■ **STATED EXERCISE**
Extract, from the listing that follows, each line containing the word "category".

■ **LISTING**
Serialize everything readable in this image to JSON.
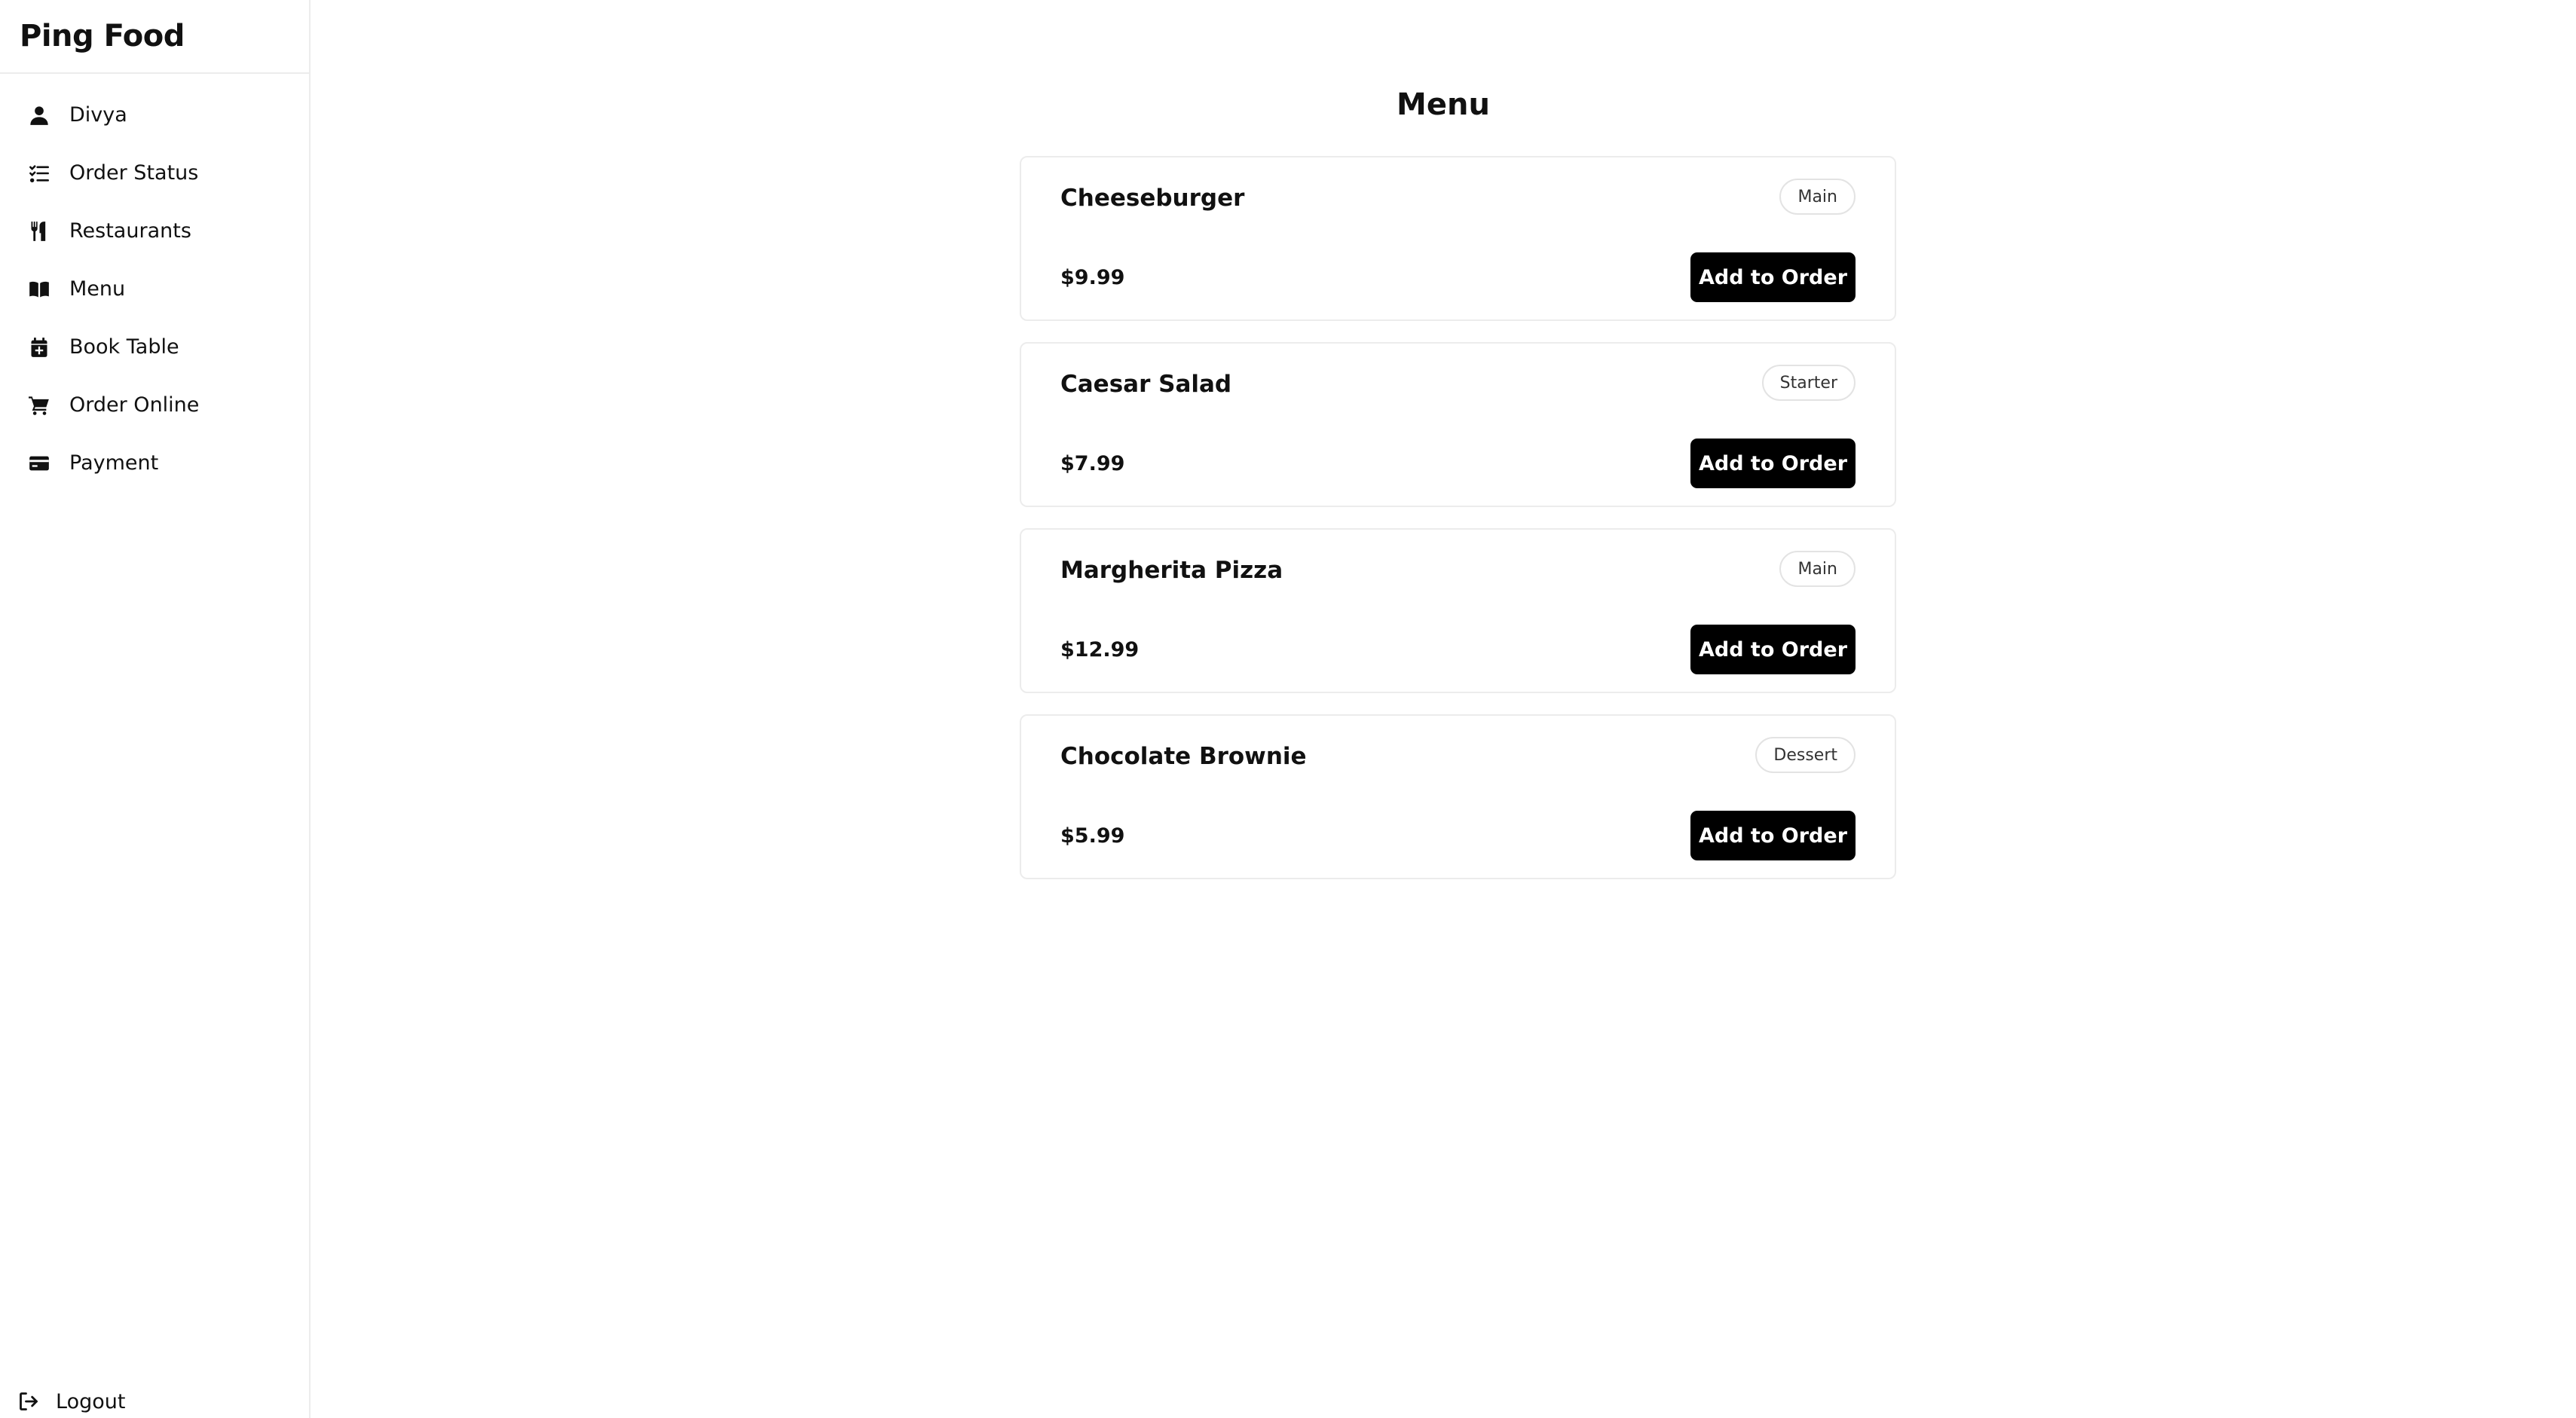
{
  "app": {
    "brand": "Ping Food"
  },
  "sidebar": {
    "items": [
      {
        "label": "Divya",
        "icon": "user-icon"
      },
      {
        "label": "Order Status",
        "icon": "list-check-icon"
      },
      {
        "label": "Restaurants",
        "icon": "utensils-icon"
      },
      {
        "label": "Menu",
        "icon": "book-open-icon"
      },
      {
        "label": "Book Table",
        "icon": "calendar-plus-icon"
      },
      {
        "label": "Order Online",
        "icon": "cart-icon"
      },
      {
        "label": "Payment",
        "icon": "credit-card-icon"
      }
    ],
    "logout": {
      "label": "Logout",
      "icon": "logout-icon"
    }
  },
  "main": {
    "title": "Menu",
    "items": [
      {
        "name": "Cheeseburger",
        "category": "Main",
        "price": "$9.99",
        "button": "Add to Order"
      },
      {
        "name": "Caesar Salad",
        "category": "Starter",
        "price": "$7.99",
        "button": "Add to Order"
      },
      {
        "name": "Margherita Pizza",
        "category": "Main",
        "price": "$12.99",
        "button": "Add to Order"
      },
      {
        "name": "Chocolate Brownie",
        "category": "Dessert",
        "price": "$5.99",
        "button": "Add to Order"
      }
    ]
  },
  "colors": {
    "primary": "#000000",
    "border": "#ececec",
    "text": "#111111"
  }
}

■ **TASK RESPONSE**
        "category": "Main",
        "category": "Starter",
        "category": "Main",
        "category": "Dessert",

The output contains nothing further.